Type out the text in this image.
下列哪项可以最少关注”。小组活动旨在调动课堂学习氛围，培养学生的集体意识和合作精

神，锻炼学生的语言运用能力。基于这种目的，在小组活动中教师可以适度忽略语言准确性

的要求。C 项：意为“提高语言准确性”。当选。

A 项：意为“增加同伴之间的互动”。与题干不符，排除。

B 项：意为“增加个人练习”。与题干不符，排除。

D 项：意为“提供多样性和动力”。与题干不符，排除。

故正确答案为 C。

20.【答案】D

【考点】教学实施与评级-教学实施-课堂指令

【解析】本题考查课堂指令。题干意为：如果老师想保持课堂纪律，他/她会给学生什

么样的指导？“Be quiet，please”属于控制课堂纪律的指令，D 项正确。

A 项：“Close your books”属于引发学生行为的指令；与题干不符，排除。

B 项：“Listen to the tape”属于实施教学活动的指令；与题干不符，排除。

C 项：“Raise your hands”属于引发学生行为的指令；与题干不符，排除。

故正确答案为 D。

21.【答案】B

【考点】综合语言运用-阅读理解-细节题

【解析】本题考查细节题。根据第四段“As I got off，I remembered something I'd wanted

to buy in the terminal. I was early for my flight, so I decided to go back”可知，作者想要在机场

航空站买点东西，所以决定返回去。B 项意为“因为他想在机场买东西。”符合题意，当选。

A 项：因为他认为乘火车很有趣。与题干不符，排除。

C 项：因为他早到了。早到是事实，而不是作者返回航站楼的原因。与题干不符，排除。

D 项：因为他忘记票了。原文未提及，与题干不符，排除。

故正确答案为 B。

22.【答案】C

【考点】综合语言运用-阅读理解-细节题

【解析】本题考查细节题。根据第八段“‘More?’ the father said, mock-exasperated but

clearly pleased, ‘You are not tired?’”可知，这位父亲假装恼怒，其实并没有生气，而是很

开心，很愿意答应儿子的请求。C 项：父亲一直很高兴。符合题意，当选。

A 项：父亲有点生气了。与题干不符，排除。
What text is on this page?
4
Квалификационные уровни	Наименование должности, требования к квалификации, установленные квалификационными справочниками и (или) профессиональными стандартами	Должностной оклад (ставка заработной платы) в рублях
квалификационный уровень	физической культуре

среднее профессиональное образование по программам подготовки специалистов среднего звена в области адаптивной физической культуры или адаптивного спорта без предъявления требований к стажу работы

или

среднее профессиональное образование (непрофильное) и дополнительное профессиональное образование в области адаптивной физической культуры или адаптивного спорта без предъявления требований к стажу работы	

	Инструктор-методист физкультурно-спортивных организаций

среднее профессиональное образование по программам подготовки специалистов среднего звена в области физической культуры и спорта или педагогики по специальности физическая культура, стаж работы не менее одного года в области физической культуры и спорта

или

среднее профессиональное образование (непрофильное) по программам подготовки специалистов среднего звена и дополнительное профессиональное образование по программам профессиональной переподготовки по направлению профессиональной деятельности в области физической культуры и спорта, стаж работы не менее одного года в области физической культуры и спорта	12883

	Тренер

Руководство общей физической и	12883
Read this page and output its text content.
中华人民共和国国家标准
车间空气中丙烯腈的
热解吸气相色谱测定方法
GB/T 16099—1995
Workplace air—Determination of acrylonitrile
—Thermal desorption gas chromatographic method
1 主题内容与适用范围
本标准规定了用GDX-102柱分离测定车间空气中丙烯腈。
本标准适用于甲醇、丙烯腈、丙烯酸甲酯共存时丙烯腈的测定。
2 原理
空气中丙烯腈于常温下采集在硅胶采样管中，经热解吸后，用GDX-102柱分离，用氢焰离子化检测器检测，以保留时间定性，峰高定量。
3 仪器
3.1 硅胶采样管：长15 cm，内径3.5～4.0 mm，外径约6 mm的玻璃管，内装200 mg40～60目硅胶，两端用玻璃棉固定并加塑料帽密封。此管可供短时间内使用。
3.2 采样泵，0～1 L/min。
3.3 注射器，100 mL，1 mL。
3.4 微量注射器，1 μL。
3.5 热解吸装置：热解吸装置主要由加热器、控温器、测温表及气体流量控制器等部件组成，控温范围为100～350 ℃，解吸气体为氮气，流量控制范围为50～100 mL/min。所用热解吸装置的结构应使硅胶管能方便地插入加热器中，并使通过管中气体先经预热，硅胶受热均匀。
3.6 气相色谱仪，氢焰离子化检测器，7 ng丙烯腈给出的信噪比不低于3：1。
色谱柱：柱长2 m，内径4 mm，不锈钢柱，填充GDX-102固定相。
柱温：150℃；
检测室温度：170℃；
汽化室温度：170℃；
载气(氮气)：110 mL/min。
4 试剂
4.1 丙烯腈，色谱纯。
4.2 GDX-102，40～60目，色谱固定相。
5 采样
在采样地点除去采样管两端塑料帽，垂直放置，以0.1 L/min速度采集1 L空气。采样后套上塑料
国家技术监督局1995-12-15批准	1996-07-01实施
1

### Problem description
Pick out the lines that contain "your" and copy them.

### Task answer
A 项：“Close your books”属于引发学生行为的指令；与题干不符，排除。
C 项：“Raise your hands”属于引发学生行为的指令；与题干不符，排除。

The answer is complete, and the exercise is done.